From the entries below, pull out each line where "ylabel" appears.
──────────
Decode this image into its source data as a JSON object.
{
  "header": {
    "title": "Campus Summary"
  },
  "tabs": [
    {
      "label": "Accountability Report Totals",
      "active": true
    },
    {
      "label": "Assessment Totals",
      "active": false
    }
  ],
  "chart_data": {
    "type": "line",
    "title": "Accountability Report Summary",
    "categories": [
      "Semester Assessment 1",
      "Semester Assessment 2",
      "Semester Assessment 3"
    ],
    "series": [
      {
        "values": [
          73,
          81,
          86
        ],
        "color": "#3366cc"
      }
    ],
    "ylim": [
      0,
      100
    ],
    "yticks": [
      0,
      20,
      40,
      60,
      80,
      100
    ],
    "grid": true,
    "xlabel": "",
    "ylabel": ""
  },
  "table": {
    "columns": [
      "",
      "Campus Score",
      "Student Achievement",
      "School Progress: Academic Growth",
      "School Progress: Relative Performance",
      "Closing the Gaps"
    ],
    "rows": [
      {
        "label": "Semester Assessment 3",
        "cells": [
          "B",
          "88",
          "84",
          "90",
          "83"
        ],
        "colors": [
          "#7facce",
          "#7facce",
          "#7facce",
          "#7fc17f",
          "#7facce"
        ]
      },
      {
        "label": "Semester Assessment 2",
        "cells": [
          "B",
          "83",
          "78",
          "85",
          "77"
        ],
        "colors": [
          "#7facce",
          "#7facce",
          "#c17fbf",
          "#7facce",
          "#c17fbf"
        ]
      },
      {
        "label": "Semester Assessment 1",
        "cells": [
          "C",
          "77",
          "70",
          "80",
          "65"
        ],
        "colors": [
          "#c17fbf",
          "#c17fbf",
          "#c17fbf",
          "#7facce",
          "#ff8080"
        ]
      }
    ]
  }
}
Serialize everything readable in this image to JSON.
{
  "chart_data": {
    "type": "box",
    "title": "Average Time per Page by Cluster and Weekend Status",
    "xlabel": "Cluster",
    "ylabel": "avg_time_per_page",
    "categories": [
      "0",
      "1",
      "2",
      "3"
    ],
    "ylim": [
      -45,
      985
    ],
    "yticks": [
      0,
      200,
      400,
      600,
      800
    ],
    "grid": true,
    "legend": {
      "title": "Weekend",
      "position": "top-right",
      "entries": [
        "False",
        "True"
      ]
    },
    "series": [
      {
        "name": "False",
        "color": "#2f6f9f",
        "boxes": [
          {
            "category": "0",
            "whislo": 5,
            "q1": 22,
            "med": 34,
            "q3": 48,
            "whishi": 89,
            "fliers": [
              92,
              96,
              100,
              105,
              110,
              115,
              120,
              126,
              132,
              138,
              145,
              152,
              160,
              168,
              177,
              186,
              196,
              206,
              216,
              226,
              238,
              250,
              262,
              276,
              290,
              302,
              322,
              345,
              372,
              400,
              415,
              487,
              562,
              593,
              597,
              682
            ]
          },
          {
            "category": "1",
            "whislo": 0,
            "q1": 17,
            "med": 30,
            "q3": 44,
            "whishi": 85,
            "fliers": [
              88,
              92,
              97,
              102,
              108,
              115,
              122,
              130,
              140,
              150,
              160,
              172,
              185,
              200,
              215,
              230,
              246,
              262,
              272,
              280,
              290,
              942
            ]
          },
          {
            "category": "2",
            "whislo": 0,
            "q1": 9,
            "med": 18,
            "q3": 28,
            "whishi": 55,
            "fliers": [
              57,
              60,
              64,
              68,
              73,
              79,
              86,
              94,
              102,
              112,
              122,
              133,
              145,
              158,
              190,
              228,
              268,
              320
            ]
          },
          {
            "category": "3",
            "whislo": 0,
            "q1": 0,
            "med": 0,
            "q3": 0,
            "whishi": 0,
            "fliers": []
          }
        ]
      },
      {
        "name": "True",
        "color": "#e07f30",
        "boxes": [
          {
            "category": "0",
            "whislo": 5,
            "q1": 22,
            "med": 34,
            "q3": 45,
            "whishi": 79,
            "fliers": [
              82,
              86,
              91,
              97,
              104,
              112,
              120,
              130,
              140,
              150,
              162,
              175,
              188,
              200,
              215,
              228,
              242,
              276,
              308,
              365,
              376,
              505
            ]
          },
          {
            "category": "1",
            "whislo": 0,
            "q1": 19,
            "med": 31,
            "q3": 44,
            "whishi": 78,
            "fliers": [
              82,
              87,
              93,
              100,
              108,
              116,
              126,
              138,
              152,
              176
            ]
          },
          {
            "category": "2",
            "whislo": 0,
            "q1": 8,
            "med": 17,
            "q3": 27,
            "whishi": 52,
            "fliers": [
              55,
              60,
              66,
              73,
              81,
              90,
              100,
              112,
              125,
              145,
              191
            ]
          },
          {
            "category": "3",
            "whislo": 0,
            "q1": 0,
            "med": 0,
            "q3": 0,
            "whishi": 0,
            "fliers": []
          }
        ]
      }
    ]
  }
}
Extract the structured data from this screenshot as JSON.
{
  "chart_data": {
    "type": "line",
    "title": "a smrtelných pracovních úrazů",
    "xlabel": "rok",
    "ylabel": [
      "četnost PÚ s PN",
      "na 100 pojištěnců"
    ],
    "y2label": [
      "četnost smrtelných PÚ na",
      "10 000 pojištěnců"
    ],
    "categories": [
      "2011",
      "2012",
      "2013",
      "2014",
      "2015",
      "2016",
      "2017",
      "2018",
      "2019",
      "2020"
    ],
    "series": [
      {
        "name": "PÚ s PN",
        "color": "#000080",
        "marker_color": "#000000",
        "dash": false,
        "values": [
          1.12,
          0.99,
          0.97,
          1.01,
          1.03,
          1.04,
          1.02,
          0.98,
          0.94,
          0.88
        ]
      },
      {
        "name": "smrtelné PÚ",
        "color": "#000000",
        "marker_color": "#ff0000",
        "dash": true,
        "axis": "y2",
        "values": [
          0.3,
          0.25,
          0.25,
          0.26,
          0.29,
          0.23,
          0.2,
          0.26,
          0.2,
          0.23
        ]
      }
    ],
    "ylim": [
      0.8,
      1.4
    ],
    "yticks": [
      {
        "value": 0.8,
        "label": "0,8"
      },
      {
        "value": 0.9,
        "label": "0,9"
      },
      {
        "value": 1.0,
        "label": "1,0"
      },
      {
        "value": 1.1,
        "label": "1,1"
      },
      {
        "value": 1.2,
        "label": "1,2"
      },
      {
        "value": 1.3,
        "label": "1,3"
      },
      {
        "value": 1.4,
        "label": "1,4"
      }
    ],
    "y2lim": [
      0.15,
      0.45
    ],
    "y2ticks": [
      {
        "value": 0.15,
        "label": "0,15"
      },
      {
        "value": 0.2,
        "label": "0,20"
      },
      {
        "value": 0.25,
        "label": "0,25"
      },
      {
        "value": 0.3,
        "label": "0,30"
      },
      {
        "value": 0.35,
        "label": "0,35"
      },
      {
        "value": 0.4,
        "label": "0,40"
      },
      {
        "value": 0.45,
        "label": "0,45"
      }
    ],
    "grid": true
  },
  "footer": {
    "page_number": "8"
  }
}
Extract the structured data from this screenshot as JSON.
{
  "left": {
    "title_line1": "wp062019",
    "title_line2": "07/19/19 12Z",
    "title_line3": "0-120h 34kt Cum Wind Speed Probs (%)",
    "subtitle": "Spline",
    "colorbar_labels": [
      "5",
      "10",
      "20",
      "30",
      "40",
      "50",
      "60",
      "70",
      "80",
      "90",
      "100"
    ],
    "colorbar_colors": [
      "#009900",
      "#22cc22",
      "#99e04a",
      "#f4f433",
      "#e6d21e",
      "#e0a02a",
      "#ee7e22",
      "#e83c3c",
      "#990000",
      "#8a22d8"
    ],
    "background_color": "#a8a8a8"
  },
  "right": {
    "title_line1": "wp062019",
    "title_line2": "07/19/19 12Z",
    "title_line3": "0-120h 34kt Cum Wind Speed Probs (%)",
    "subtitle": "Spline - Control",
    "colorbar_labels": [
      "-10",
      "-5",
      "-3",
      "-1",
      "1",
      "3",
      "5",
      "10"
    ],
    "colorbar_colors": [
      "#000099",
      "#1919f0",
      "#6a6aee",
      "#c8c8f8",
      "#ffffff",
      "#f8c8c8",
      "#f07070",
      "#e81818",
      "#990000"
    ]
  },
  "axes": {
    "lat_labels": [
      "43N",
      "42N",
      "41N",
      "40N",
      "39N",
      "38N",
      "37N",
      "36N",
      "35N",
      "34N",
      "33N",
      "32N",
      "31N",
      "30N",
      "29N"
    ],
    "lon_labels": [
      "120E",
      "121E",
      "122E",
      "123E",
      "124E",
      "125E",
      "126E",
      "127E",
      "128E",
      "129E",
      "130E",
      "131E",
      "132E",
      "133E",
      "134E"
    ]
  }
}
──────────
#### [FULL RESPONSE]
    "ylabel": ""
    "ylabel": "avg_time_per_page",
    "ylabel": [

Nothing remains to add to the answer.